### Task prompt
Exact reproduction is required for all entries.

── Recorded data

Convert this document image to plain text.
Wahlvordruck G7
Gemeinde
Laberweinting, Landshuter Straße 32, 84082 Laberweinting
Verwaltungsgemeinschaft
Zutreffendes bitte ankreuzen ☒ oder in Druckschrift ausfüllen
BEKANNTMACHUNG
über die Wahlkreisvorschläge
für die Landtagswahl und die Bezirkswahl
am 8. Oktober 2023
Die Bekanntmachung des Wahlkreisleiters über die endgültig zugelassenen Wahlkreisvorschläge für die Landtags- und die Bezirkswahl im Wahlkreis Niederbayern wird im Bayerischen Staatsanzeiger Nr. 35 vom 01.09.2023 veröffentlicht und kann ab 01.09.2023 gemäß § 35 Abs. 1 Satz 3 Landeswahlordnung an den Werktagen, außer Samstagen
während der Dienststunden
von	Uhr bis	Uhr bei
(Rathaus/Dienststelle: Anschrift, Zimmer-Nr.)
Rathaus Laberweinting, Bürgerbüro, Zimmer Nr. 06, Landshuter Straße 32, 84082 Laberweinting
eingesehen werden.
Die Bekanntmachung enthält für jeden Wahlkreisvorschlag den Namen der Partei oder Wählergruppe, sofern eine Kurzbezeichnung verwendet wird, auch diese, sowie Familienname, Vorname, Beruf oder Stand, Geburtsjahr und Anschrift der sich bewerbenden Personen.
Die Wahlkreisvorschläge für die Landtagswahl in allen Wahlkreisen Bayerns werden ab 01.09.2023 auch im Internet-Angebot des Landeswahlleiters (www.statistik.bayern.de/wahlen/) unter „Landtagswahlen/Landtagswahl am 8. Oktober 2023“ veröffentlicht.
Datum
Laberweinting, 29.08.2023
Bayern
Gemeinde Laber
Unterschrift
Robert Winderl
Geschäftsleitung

────

### Final result
Convert this document image to plain text.
Wahlvordruck G7
Gemeinde
Laberweinting, Landshuter Straße 32, 84082 Laberweinting
Verwaltungsgemeinschaft
Zutreffendes bitte ankreuzen ☒ oder in Druckschrift ausfüllen
BEKANNTMACHUNG
über die Wahlkreisvorschläge
für die Landtagswahl und die Bezirkswahl
am 8. Oktober 2023
Die Bekanntmachung des Wahlkreisleiters über die endgültig zugelassenen Wahlkreisvorschläge für die Landtags- und die Bezirkswahl im Wahlkreis Niederbayern wird im Bayerischen Staatsanzeiger Nr. 35 vom 01.09.2023 veröffentlicht und kann ab 01.09.2023 gemäß § 35 Abs. 1 Satz 3 Landeswahlordnung an den Werktagen, außer Samstagen
während der Dienststunden
von	Uhr bis	Uhr bei
(Rathaus/Dienststelle: Anschrift, Zimmer-Nr.)
Rathaus Laberweinting, Bürgerbüro, Zimmer Nr. 06, Landshuter Straße 32, 84082 Laberweinting
eingesehen werden.
Die Bekanntmachung enthält für jeden Wahlkreisvorschlag den Namen der Partei oder Wählergruppe, sofern eine Kurzbezeichnung verwendet wird, auch diese, sowie Familienname, Vorname, Beruf oder Stand, Geburtsjahr und Anschrift der sich bewerbenden Personen.
Die Wahlkreisvorschläge für die Landtagswahl in allen Wahlkreisen Bayerns werden ab 01.09.2023 auch im Internet-Angebot des Landeswahlleiters (www.statistik.bayern.de/wahlen/) unter „Landtagswahlen/Landtagswahl am 8. Oktober 2023“ veröffentlicht.
Datum
Laberweinting, 29.08.2023
Bayern
Gemeinde Laber
Unterschrift
Robert Winderl
Geschäftsleitung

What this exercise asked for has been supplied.